Task instructions: Copy the records below exactly as they appear.

------ Recorded information ------

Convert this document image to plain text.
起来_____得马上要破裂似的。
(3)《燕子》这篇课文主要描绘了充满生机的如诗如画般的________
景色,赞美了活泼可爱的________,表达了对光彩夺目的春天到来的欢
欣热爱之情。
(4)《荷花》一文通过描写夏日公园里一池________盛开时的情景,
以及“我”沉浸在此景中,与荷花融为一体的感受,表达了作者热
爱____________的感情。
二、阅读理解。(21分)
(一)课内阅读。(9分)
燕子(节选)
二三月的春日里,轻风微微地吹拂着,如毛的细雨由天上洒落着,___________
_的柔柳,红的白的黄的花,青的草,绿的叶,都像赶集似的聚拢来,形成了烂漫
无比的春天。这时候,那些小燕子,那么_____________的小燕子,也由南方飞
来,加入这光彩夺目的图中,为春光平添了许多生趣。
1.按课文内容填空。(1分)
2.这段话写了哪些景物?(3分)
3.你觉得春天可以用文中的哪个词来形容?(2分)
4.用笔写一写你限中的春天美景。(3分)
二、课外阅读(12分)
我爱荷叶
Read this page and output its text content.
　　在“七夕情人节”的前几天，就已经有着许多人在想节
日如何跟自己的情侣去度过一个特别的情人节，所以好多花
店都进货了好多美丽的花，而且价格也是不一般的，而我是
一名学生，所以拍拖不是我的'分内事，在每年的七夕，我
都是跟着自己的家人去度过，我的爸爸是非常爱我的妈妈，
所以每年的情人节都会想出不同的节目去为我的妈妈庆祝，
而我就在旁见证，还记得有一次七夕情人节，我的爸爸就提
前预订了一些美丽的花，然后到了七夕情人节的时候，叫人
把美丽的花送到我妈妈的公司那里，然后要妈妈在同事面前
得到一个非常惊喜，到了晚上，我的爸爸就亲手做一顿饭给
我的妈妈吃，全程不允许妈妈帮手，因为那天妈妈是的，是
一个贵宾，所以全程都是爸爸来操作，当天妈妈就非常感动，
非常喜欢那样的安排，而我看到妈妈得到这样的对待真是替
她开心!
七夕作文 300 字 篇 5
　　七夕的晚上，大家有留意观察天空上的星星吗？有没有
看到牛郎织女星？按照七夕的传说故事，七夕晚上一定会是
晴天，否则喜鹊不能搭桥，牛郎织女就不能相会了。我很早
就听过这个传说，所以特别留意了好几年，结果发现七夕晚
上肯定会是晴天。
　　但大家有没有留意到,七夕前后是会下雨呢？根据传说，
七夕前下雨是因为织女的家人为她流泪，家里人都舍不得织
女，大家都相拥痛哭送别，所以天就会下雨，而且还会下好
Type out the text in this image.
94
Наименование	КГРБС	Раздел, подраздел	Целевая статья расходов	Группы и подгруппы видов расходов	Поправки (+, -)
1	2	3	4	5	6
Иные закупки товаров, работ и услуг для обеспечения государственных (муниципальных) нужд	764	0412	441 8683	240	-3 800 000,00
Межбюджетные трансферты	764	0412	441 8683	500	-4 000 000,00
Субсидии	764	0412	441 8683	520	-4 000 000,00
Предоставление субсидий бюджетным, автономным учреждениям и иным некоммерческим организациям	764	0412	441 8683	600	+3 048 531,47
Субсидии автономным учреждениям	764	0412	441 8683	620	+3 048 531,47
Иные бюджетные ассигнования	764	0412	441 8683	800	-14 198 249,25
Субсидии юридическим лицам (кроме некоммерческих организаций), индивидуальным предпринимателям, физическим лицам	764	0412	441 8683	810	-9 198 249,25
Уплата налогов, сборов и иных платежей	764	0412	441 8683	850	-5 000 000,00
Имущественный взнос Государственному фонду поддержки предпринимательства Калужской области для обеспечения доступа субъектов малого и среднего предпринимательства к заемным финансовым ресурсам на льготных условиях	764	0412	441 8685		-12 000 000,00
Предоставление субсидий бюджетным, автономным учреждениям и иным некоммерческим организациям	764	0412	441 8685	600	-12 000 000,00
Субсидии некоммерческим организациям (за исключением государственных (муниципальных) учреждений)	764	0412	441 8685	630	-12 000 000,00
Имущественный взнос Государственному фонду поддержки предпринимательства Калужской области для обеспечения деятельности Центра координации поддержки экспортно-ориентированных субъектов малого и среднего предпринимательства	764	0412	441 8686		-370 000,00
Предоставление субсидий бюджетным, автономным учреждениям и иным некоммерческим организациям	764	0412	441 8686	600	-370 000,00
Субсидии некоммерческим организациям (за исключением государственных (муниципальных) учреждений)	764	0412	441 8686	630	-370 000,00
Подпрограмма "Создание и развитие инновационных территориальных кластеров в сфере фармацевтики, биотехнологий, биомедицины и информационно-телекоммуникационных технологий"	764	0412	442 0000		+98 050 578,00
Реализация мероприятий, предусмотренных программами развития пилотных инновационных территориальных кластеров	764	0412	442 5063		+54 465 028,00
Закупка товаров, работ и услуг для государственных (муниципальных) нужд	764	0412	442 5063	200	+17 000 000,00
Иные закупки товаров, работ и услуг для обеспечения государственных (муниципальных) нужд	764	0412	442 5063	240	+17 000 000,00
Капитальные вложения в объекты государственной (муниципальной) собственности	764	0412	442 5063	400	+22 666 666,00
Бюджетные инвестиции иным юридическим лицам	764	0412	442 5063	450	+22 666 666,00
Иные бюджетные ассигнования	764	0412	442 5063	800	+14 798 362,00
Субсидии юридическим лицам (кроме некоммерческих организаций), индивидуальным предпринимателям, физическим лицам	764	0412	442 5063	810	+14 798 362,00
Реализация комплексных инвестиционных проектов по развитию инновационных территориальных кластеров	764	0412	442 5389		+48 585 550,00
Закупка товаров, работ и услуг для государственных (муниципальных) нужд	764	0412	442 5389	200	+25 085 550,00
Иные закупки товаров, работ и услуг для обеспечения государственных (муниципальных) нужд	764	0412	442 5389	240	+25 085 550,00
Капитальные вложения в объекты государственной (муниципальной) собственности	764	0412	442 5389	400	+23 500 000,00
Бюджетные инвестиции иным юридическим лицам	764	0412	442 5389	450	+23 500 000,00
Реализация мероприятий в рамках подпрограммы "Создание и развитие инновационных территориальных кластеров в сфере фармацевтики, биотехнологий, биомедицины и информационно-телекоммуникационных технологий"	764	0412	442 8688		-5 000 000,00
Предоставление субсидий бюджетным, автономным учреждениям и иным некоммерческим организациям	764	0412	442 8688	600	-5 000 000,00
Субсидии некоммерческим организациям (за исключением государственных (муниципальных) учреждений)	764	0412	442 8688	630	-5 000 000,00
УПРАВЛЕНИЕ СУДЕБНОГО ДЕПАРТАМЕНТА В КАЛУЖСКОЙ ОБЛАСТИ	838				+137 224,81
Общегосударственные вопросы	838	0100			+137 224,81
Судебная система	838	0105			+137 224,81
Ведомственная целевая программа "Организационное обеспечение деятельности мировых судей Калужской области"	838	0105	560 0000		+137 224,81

------

Task response:
Convert this document image to plain text.
起来_____得马上要破裂似的。
(3)《燕子》这篇课文主要描绘了充满生机的如诗如画般的________
景色,赞美了活泼可爱的________,表达了对光彩夺目的春天到来的欢
欣热爱之情。
(4)《荷花》一文通过描写夏日公园里一池________盛开时的情景,
以及“我”沉浸在此景中,与荷花融为一体的感受,表达了作者热
爱____________的感情。
二、阅读理解。(21分)
(一)课内阅读。(9分)
燕子(节选)
二三月的春日里,轻风微微地吹拂着,如毛的细雨由天上洒落着,___________
_的柔柳,红的白的黄的花,青的草,绿的叶,都像赶集似的聚拢来,形成了烂漫
无比的春天。这时候,那些小燕子,那么_____________的小燕子,也由南方飞
来,加入这光彩夺目的图中,为春光平添了许多生趣。
1.按课文内容填空。(1分)
2.这段话写了哪些景物?(3分)
3.你觉得春天可以用文中的哪个词来形容?(2分)
4.用笔写一写你限中的春天美景。(3分)
二、课外阅读(12分)
我爱荷叶
Read this page and output its text content.
　　在“七夕情人节”的前几天，就已经有着许多人在想节
日如何跟自己的情侣去度过一个特别的情人节，所以好多花
店都进货了好多美丽的花，而且价格也是不一般的，而我是
一名学生，所以拍拖不是我的'分内事，在每年的七夕，我
都是跟着自己的家人去度过，我的爸爸是非常爱我的妈妈，
所以每年的情人节都会想出不同的节目去为我的妈妈庆祝，
而我就在旁见证，还记得有一次七夕情人节，我的爸爸就提
前预订了一些美丽的花，然后到了七夕情人节的时候，叫人
把美丽的花送到我妈妈的公司那里，然后要妈妈在同事面前
得到一个非常惊喜，到了晚上，我的爸爸就亲手做一顿饭给
我的妈妈吃，全程不允许妈妈帮手，因为那天妈妈是的，是
一个贵宾，所以全程都是爸爸来操作，当天妈妈就非常感动，
非常喜欢那样的安排，而我看到妈妈得到这样的对待真是替
她开心!
七夕作文 300 字 篇 5
　　七夕的晚上，大家有留意观察天空上的星星吗？有没有
看到牛郎织女星？按照七夕的传说故事，七夕晚上一定会是
晴天，否则喜鹊不能搭桥，牛郎织女就不能相会了。我很早
就听过这个传说，所以特别留意了好几年，结果发现七夕晚
上肯定会是晴天。
　　但大家有没有留意到,七夕前后是会下雨呢？根据传说，
七夕前下雨是因为织女的家人为她流泪，家里人都舍不得织
女，大家都相拥痛哭送别，所以天就会下雨，而且还会下好
Type out the text in this image.
94
Наименование	КГРБС	Раздел, подраздел	Целевая статья расходов	Группы и подгруппы видов расходов	Поправки (+, -)
1	2	3	4	5	6
Иные закупки товаров, работ и услуг для обеспечения государственных (муниципальных) нужд	764	0412	441 8683	240	-3 800 000,00
Межбюджетные трансферты	764	0412	441 8683	500	-4 000 000,00
Субсидии	764	0412	441 8683	520	-4 000 000,00
Предоставление субсидий бюджетным, автономным учреждениям и иным некоммерческим организациям	764	0412	441 8683	600	+3 048 531,47
Субсидии автономным учреждениям	764	0412	441 8683	620	+3 048 531,47
Иные бюджетные ассигнования	764	0412	441 8683	800	-14 198 249,25
Субсидии юридическим лицам (кроме некоммерческих организаций), индивидуальным предпринимателям, физическим лицам	764	0412	441 8683	810	-9 198 249,25
Уплата налогов, сборов и иных платежей	764	0412	441 8683	850	-5 000 000,00
Имущественный взнос Государственному фонду поддержки предпринимательства Калужской области для обеспечения доступа субъектов малого и среднего предпринимательства к заемным финансовым ресурсам на льготных условиях	764	0412	441 8685		-12 000 000,00
Предоставление субсидий бюджетным, автономным учреждениям и иным некоммерческим организациям	764	0412	441 8685	600	-12 000 000,00
Субсидии некоммерческим организациям (за исключением государственных (муниципальных) учреждений)	764	0412	441 8685	630	-12 000 000,00
Имущественный взнос Государственному фонду поддержки предпринимательства Калужской области для обеспечения деятельности Центра координации поддержки экспортно-ориентированных субъектов малого и среднего предпринимательства	764	0412	441 8686		-370 000,00
Предоставление субсидий бюджетным, автономным учреждениям и иным некоммерческим организациям	764	0412	441 8686	600	-370 000,00
Субсидии некоммерческим организациям (за исключением государственных (муниципальных) учреждений)	764	0412	441 8686	630	-370 000,00
Подпрограмма "Создание и развитие инновационных территориальных кластеров в сфере фармацевтики, биотехнологий, биомедицины и информационно-телекоммуникационных технологий"	764	0412	442 0000		+98 050 578,00
Реализация мероприятий, предусмотренных программами развития пилотных инновационных территориальных кластеров	764	0412	442 5063		+54 465 028,00
Закупка товаров, работ и услуг для государственных (муниципальных) нужд	764	0412	442 5063	200	+17 000 000,00
Иные закупки товаров, работ и услуг для обеспечения государственных (муниципальных) нужд	764	0412	442 5063	240	+17 000 000,00
Капитальные вложения в объекты государственной (муниципальной) собственности	764	0412	442 5063	400	+22 666 666,00
Бюджетные инвестиции иным юридическим лицам	764	0412	442 5063	450	+22 666 666,00
Иные бюджетные ассигнования	764	0412	442 5063	800	+14 798 362,00
Субсидии юридическим лицам (кроме некоммерческих организаций), индивидуальным предпринимателям, физическим лицам	764	0412	442 5063	810	+14 798 362,00
Реализация комплексных инвестиционных проектов по развитию инновационных территориальных кластеров	764	0412	442 5389		+48 585 550,00
Закупка товаров, работ и услуг для государственных (муниципальных) нужд	764	0412	442 5389	200	+25 085 550,00
Иные закупки товаров, работ и услуг для обеспечения государственных (муниципальных) нужд	764	0412	442 5389	240	+25 085 550,00
Капитальные вложения в объекты государственной (муниципальной) собственности	764	0412	442 5389	400	+23 500 000,00
Бюджетные инвестиции иным юридическим лицам	764	0412	442 5389	450	+23 500 000,00
Реализация мероприятий в рамках подпрограммы "Создание и развитие инновационных территориальных кластеров в сфере фармацевтики, биотехнологий, биомедицины и информационно-телекоммуникационных технологий"	764	0412	442 8688		-5 000 000,00
Предоставление субсидий бюджетным, автономным учреждениям и иным некоммерческим организациям	764	0412	442 8688	600	-5 000 000,00
Субсидии некоммерческим организациям (за исключением государственных (муниципальных) учреждений)	764	0412	442 8688	630	-5 000 000,00
УПРАВЛЕНИЕ СУДЕБНОГО ДЕПАРТАМЕНТА В КАЛУЖСКОЙ ОБЛАСТИ	838				+137 224,81
Общегосударственные вопросы	838	0100			+137 224,81
Судебная система	838	0105			+137 224,81
Ведомственная целевая программа "Организационное обеспечение деятельности мировых судей Калужской области"	838	0105	560 0000		+137 224,81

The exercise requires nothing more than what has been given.